** START DATA LINES **
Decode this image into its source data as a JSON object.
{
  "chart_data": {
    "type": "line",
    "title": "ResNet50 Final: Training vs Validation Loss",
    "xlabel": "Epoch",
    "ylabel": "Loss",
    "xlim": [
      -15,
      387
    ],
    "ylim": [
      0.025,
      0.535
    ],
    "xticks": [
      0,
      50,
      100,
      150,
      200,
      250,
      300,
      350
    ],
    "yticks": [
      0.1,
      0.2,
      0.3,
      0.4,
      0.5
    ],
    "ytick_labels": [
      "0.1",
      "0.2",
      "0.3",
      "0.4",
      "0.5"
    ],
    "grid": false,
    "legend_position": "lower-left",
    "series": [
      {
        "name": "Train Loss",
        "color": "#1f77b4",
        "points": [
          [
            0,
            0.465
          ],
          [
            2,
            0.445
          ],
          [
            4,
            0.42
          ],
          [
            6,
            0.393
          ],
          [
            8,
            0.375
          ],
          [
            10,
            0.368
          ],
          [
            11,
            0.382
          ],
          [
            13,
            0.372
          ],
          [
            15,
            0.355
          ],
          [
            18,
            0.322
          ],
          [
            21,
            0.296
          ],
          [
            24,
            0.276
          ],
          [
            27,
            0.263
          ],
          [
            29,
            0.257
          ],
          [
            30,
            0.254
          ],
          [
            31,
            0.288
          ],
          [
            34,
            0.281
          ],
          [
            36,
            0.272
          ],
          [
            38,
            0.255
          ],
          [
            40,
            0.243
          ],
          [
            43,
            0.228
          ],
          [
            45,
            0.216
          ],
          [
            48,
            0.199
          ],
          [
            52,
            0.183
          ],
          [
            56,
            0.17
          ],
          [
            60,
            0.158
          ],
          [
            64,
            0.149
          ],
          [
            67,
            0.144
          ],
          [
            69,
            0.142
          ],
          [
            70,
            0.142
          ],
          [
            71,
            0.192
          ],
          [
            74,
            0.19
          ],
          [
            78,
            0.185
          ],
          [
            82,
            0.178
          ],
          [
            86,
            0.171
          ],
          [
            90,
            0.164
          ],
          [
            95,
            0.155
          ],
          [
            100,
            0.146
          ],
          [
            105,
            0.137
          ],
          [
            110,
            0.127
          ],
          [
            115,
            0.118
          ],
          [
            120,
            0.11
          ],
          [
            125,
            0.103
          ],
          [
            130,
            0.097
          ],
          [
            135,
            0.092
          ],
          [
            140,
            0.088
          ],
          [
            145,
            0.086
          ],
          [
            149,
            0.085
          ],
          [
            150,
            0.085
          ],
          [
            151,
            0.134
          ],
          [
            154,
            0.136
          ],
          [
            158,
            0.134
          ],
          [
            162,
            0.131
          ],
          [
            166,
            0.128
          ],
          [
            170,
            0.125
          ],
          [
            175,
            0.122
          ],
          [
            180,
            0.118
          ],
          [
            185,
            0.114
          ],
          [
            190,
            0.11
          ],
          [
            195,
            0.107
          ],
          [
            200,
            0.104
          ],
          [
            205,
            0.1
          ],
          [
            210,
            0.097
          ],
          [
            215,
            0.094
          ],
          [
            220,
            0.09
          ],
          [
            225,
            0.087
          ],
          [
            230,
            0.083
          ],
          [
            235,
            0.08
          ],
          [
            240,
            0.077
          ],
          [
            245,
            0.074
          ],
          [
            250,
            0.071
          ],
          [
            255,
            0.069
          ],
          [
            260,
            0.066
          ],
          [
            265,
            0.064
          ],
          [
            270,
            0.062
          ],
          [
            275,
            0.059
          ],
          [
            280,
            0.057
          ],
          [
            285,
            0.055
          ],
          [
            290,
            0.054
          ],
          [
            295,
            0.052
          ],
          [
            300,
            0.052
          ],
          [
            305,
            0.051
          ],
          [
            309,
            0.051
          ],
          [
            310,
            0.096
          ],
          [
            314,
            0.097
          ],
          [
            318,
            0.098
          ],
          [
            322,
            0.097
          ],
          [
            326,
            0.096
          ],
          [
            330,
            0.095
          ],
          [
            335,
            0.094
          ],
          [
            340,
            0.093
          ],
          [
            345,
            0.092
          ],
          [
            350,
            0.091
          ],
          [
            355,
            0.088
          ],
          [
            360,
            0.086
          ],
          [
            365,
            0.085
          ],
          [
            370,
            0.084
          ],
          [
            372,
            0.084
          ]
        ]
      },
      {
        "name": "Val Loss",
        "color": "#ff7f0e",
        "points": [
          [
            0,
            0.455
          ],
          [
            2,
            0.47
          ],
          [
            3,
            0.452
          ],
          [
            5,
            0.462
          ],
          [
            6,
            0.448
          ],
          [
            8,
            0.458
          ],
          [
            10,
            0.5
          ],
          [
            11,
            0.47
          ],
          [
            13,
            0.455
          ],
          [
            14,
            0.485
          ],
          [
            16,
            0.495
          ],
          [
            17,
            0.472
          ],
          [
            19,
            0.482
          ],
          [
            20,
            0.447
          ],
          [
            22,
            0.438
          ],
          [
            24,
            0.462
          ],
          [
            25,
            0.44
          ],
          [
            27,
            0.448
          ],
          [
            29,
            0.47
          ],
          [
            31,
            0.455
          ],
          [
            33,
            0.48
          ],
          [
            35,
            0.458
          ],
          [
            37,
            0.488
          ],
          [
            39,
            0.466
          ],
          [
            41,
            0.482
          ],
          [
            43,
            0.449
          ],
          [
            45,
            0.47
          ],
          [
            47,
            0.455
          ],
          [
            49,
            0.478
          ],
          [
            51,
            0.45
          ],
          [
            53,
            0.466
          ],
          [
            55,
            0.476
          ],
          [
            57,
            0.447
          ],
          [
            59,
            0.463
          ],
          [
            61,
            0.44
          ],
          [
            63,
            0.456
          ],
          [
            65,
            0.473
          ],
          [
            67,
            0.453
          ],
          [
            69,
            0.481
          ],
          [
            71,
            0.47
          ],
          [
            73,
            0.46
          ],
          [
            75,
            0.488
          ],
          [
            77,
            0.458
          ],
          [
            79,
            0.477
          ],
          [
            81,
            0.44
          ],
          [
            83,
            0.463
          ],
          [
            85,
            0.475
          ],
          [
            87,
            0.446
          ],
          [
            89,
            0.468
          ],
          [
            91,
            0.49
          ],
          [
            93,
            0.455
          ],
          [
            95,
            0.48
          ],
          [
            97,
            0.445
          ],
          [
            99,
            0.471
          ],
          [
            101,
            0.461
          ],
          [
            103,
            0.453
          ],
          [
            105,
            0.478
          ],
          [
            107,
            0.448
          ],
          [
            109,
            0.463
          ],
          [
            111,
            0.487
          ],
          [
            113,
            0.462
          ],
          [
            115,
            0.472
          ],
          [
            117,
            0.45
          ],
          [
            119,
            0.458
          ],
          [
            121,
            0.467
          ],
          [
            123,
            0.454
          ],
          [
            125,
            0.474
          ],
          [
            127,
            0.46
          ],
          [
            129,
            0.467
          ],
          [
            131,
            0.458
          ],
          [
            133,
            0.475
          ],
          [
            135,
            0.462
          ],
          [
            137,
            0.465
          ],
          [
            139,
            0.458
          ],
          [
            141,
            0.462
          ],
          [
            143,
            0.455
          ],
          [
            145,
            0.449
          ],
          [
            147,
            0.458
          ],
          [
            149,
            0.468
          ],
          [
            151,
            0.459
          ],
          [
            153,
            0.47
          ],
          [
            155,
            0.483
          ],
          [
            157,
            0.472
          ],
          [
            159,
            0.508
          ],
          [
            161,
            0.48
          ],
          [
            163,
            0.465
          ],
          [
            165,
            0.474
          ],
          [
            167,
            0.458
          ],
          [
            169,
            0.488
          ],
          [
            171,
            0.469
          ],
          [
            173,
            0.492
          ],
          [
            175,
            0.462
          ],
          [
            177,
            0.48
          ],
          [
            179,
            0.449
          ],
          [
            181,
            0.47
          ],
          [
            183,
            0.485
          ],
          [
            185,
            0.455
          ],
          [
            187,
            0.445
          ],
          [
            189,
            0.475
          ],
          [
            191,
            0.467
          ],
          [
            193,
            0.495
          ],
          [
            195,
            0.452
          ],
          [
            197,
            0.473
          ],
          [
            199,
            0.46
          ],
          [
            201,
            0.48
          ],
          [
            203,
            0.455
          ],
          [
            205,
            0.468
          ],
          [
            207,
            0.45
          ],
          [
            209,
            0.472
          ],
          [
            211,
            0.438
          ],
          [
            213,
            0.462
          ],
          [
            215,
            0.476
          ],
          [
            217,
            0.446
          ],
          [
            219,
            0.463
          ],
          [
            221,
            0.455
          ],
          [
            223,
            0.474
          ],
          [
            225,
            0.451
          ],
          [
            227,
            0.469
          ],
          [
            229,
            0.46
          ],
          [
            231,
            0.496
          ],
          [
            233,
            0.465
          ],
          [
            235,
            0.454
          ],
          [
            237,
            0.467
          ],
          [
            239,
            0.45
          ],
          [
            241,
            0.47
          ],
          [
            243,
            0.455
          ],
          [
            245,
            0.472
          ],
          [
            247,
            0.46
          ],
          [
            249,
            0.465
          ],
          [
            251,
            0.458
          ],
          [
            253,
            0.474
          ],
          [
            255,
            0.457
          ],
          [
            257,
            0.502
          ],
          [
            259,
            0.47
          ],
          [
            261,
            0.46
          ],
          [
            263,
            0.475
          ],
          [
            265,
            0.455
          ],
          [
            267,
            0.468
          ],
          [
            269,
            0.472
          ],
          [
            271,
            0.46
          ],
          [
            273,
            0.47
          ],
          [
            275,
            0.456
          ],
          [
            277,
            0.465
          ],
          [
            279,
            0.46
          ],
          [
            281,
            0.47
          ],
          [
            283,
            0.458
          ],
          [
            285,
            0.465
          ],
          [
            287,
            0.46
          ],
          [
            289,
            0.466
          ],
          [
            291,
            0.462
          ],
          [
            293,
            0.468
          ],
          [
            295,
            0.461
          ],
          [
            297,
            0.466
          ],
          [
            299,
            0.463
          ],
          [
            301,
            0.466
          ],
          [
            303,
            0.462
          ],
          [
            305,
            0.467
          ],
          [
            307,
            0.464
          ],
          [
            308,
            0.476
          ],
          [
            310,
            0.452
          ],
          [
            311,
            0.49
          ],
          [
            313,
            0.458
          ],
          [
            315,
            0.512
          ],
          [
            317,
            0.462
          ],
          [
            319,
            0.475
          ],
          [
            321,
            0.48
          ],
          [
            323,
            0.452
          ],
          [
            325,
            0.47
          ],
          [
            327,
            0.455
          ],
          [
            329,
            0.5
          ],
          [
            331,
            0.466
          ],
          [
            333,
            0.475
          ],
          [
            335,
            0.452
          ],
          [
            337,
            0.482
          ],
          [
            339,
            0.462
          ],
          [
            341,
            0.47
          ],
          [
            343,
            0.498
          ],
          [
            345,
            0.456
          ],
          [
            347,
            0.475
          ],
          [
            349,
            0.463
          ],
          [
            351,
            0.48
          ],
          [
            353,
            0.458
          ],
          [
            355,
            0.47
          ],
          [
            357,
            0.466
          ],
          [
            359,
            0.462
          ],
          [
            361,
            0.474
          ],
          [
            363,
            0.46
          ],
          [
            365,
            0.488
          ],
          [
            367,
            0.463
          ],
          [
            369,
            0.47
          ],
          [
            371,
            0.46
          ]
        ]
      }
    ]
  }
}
** END DATA LINES **
§ PROBLEM DETAILS
Reply with the number of lines in the material above that contain "Loss", and nothing more.

§ RESPONSE FOR THIS EXERCISE
4